**What the task asks:**
Do not copy the pictures; transcribe all other material exactly.

**Records for this exercise:**
□ □ □ □ □ □ □

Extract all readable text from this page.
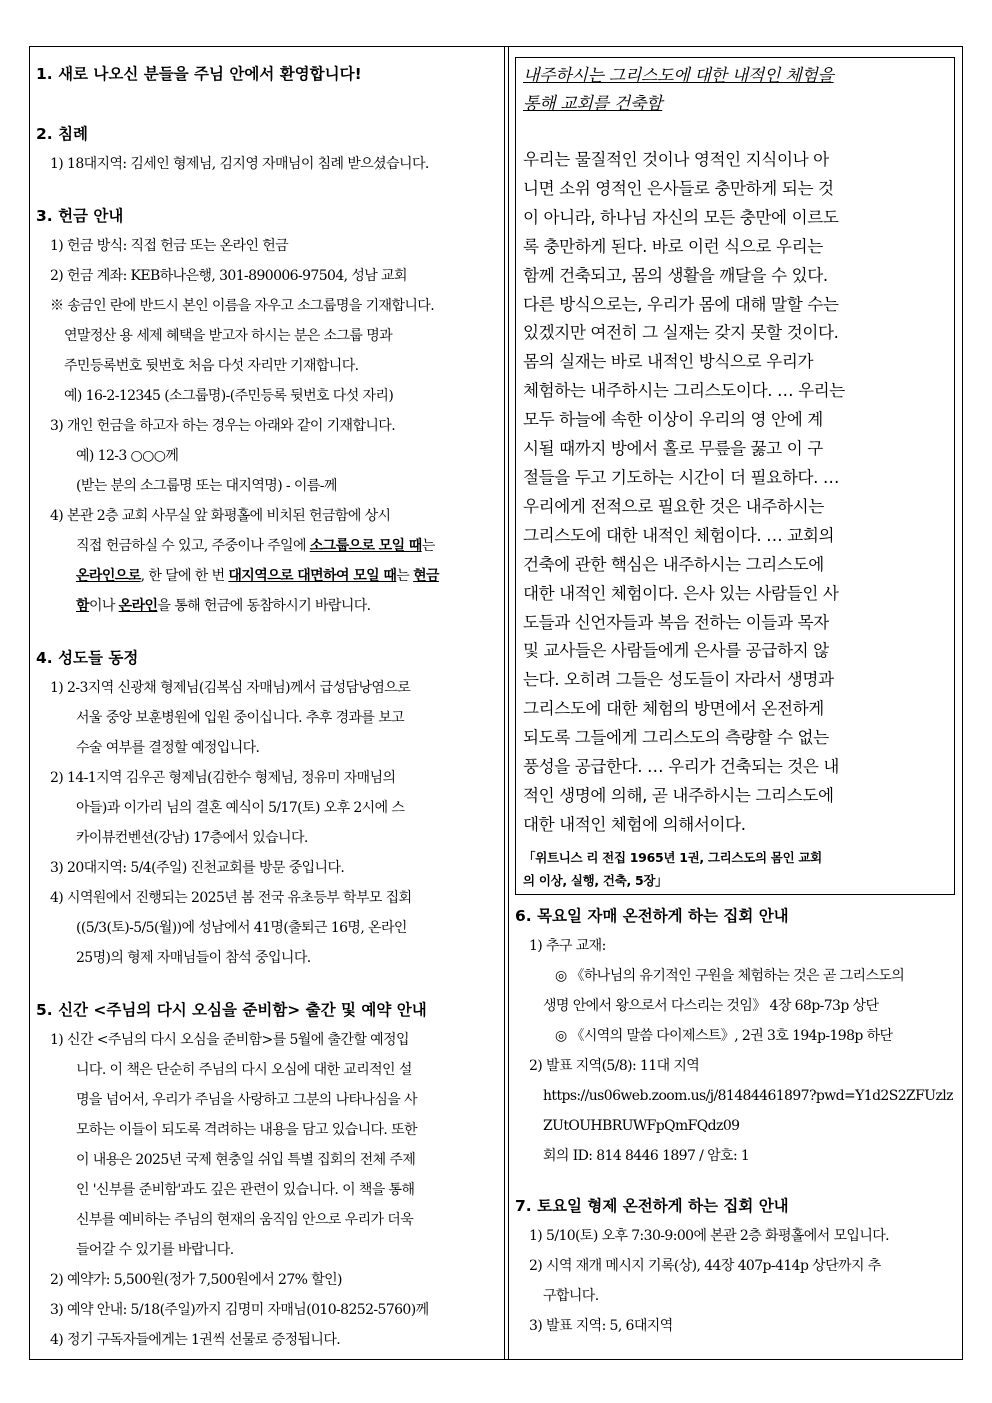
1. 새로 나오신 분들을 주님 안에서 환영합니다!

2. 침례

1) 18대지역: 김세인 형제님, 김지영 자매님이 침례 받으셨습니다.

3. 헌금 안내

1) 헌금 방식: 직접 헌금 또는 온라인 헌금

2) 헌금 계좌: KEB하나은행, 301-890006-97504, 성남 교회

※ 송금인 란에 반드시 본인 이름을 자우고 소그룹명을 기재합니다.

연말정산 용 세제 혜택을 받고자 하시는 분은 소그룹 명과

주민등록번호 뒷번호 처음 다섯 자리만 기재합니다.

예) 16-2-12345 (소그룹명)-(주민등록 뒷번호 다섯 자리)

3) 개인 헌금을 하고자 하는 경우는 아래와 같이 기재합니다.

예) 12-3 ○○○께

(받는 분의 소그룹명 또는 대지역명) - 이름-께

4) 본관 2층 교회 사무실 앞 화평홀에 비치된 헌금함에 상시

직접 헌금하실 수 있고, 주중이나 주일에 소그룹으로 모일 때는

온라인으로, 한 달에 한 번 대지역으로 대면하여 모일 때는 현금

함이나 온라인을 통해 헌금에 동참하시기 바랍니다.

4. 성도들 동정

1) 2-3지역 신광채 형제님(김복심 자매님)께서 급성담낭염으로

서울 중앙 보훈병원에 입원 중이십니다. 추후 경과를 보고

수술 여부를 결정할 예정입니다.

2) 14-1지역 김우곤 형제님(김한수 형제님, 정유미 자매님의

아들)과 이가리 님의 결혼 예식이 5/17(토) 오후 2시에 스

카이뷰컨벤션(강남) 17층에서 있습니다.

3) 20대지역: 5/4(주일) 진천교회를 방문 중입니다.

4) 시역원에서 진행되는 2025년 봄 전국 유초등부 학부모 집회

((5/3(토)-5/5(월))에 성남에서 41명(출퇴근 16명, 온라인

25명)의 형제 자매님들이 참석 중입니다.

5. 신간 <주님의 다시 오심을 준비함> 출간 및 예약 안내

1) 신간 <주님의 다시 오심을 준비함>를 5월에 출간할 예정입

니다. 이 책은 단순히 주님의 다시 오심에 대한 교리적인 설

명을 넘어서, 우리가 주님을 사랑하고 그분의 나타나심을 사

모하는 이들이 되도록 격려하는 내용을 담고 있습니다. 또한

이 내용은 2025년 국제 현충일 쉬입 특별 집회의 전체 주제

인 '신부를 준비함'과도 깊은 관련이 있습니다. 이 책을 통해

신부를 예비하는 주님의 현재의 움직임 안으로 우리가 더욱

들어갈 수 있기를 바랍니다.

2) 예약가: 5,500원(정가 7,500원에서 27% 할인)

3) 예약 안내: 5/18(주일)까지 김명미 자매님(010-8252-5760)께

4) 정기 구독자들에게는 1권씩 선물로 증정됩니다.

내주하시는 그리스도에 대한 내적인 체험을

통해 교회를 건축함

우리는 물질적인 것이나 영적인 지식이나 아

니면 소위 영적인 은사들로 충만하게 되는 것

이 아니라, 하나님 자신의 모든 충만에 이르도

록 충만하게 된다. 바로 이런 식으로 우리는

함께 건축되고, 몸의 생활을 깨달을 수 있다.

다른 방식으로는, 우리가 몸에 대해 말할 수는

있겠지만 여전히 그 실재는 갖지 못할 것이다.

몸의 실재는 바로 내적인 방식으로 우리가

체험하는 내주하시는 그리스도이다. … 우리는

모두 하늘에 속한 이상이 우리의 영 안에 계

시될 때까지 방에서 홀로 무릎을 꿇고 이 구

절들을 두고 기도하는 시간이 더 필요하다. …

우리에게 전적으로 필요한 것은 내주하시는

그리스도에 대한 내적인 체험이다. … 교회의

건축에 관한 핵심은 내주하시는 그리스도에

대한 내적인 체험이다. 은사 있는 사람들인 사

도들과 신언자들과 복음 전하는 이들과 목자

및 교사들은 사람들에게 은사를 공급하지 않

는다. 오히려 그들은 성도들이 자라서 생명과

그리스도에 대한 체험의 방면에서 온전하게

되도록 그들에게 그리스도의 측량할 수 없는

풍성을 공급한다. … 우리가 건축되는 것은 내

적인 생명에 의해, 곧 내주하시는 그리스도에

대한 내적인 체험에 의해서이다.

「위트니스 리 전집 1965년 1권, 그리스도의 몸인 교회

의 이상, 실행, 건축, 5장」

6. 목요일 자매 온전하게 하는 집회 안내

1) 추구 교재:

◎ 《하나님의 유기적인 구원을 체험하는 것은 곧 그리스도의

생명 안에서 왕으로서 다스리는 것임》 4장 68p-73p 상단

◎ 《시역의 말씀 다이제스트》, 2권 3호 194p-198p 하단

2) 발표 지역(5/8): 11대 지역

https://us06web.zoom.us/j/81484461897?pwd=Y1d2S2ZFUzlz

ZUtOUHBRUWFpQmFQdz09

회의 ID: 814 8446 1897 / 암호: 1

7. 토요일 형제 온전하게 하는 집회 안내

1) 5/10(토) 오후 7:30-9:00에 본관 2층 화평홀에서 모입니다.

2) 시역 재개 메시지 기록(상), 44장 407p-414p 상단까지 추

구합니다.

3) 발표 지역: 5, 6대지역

□ □ □ □ □ □ □

**Result:**
Extract all readable text from this page.
1. 새로 나오신 분들을 주님 안에서 환영합니다!

2. 침례

1) 18대지역: 김세인 형제님, 김지영 자매님이 침례 받으셨습니다.

3. 헌금 안내

1) 헌금 방식: 직접 헌금 또는 온라인 헌금

2) 헌금 계좌: KEB하나은행, 301-890006-97504, 성남 교회

※ 송금인 란에 반드시 본인 이름을 자우고 소그룹명을 기재합니다.

연말정산 용 세제 혜택을 받고자 하시는 분은 소그룹 명과

주민등록번호 뒷번호 처음 다섯 자리만 기재합니다.

예) 16-2-12345 (소그룹명)-(주민등록 뒷번호 다섯 자리)

3) 개인 헌금을 하고자 하는 경우는 아래와 같이 기재합니다.

예) 12-3 ○○○께

(받는 분의 소그룹명 또는 대지역명) - 이름-께

4) 본관 2층 교회 사무실 앞 화평홀에 비치된 헌금함에 상시

직접 헌금하실 수 있고, 주중이나 주일에 소그룹으로 모일 때는

온라인으로, 한 달에 한 번 대지역으로 대면하여 모일 때는 현금

함이나 온라인을 통해 헌금에 동참하시기 바랍니다.

4. 성도들 동정

1) 2-3지역 신광채 형제님(김복심 자매님)께서 급성담낭염으로

서울 중앙 보훈병원에 입원 중이십니다. 추후 경과를 보고

수술 여부를 결정할 예정입니다.

2) 14-1지역 김우곤 형제님(김한수 형제님, 정유미 자매님의

아들)과 이가리 님의 결혼 예식이 5/17(토) 오후 2시에 스

카이뷰컨벤션(강남) 17층에서 있습니다.

3) 20대지역: 5/4(주일) 진천교회를 방문 중입니다.

4) 시역원에서 진행되는 2025년 봄 전국 유초등부 학부모 집회

((5/3(토)-5/5(월))에 성남에서 41명(출퇴근 16명, 온라인

25명)의 형제 자매님들이 참석 중입니다.

5. 신간 <주님의 다시 오심을 준비함> 출간 및 예약 안내

1) 신간 <주님의 다시 오심을 준비함>를 5월에 출간할 예정입

니다. 이 책은 단순히 주님의 다시 오심에 대한 교리적인 설

명을 넘어서, 우리가 주님을 사랑하고 그분의 나타나심을 사

모하는 이들이 되도록 격려하는 내용을 담고 있습니다. 또한

이 내용은 2025년 국제 현충일 쉬입 특별 집회의 전체 주제

인 '신부를 준비함'과도 깊은 관련이 있습니다. 이 책을 통해

신부를 예비하는 주님의 현재의 움직임 안으로 우리가 더욱

들어갈 수 있기를 바랍니다.

2) 예약가: 5,500원(정가 7,500원에서 27% 할인)

3) 예약 안내: 5/18(주일)까지 김명미 자매님(010-8252-5760)께

4) 정기 구독자들에게는 1권씩 선물로 증정됩니다.

내주하시는 그리스도에 대한 내적인 체험을

통해 교회를 건축함

우리는 물질적인 것이나 영적인 지식이나 아

니면 소위 영적인 은사들로 충만하게 되는 것

이 아니라, 하나님 자신의 모든 충만에 이르도

록 충만하게 된다. 바로 이런 식으로 우리는

함께 건축되고, 몸의 생활을 깨달을 수 있다.

다른 방식으로는, 우리가 몸에 대해 말할 수는

있겠지만 여전히 그 실재는 갖지 못할 것이다.

몸의 실재는 바로 내적인 방식으로 우리가

체험하는 내주하시는 그리스도이다. … 우리는

모두 하늘에 속한 이상이 우리의 영 안에 계

시될 때까지 방에서 홀로 무릎을 꿇고 이 구

절들을 두고 기도하는 시간이 더 필요하다. …

우리에게 전적으로 필요한 것은 내주하시는

그리스도에 대한 내적인 체험이다. … 교회의

건축에 관한 핵심은 내주하시는 그리스도에

대한 내적인 체험이다. 은사 있는 사람들인 사

도들과 신언자들과 복음 전하는 이들과 목자

및 교사들은 사람들에게 은사를 공급하지 않

는다. 오히려 그들은 성도들이 자라서 생명과

그리스도에 대한 체험의 방면에서 온전하게

되도록 그들에게 그리스도의 측량할 수 없는

풍성을 공급한다. … 우리가 건축되는 것은 내

적인 생명에 의해, 곧 내주하시는 그리스도에

대한 내적인 체험에 의해서이다.

「위트니스 리 전집 1965년 1권, 그리스도의 몸인 교회

의 이상, 실행, 건축, 5장」

6. 목요일 자매 온전하게 하는 집회 안내

1) 추구 교재:

◎ 《하나님의 유기적인 구원을 체험하는 것은 곧 그리스도의

생명 안에서 왕으로서 다스리는 것임》 4장 68p-73p 상단

◎ 《시역의 말씀 다이제스트》, 2권 3호 194p-198p 하단

2) 발표 지역(5/8): 11대 지역

https://us06web.zoom.us/j/81484461897?pwd=Y1d2S2ZFUzlz

ZUtOUHBRUWFpQmFQdz09

회의 ID: 814 8446 1897 / 암호: 1

7. 토요일 형제 온전하게 하는 집회 안내

1) 5/10(토) 오후 7:30-9:00에 본관 2층 화평홀에서 모입니다.

2) 시역 재개 메시지 기록(상), 44장 407p-414p 상단까지 추

구합니다.

3) 발표 지역: 5, 6대지역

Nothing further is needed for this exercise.